### What the task requires
Output every entry exactly, from the first line to the last.

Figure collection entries
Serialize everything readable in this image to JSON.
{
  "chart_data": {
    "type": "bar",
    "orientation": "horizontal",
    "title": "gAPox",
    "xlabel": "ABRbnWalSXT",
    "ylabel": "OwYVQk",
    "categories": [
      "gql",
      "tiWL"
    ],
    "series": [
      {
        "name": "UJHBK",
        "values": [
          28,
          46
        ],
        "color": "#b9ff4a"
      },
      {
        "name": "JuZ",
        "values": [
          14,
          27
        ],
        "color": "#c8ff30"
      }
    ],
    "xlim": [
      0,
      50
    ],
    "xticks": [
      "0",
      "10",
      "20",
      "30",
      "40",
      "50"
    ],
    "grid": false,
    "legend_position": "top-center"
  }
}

### Finished answer
Serialize everything readable in this image to JSON.
{
  "chart_data": {
    "type": "bar",
    "orientation": "horizontal",
    "title": "gAPox",
    "xlabel": "ABRbnWalSXT",
    "ylabel": "OwYVQk",
    "categories": [
      "gql",
      "tiWL"
    ],
    "series": [
      {
        "name": "UJHBK",
        "values": [
          28,
          46
        ],
        "color": "#b9ff4a"
      },
      {
        "name": "JuZ",
        "values": [
          14,
          27
        ],
        "color": "#c8ff30"
      }
    ],
    "xlim": [
      0,
      50
    ],
    "xticks": [
      "0",
      "10",
      "20",
      "30",
      "40",
      "50"
    ],
    "grid": false,
    "legend_position": "top-center"
  }
}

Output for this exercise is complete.